▸ Exercise details
Say how many lines hold the string "this", and nothing more.

______

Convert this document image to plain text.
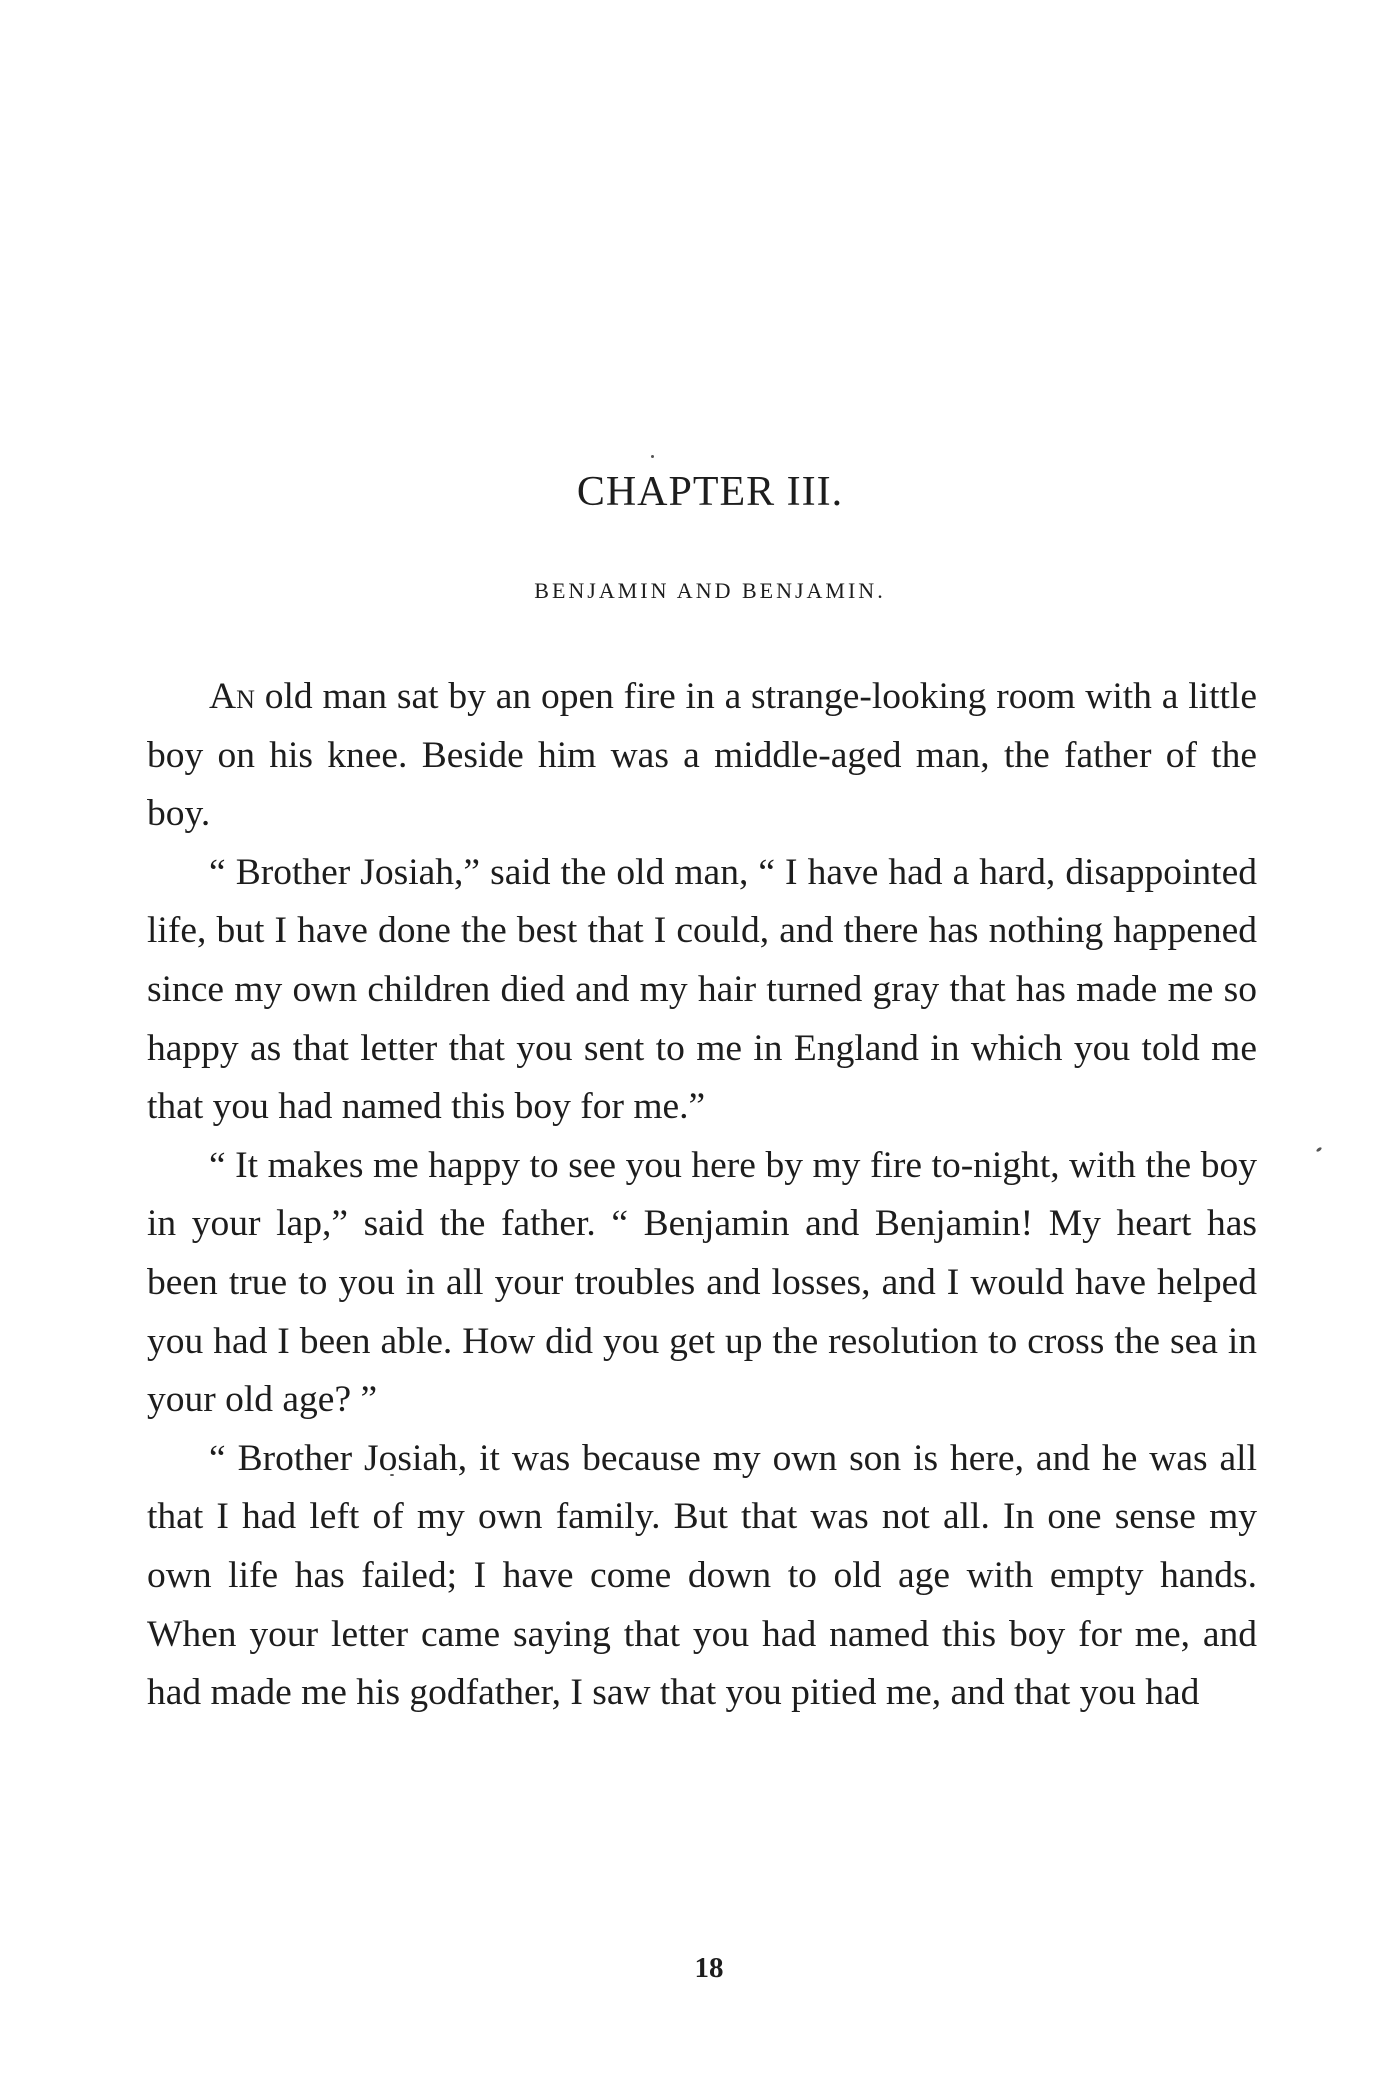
CHAPTER III.
BENJAMIN AND BENJAMIN.

An old man sat by an open fire in a strange-looking room with a little boy on his knee. Beside him was a middle-aged man, the father of the boy.

“ Brother Josiah,” said the old man, “ I have had a hard, disappointed life, but I have done the best that I could, and there has nothing happened since my own children died and my hair turned gray that has made me so happy as that letter that you sent to me in England in which you told me that you had named this boy for me.”

“ It makes me happy to see you here by my fire to-night, with the boy in your lap,” said the father. “ Benjamin and Benjamin! My heart has been true to you in all your troubles and losses, and I would have helped you had I been able. How did you get up the resolution to cross the sea in your old age? ”

“ Brother Josiah, it was because my own son is here, and he was all that I had left of my own family. But that was not all. In one sense my own life has failed; I have come down to old age with empty hands. When your letter came saying that you had named this boy for me, and had made me his godfather, I saw that you pitied me, and that you had

18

______

▸ Exercise answer
3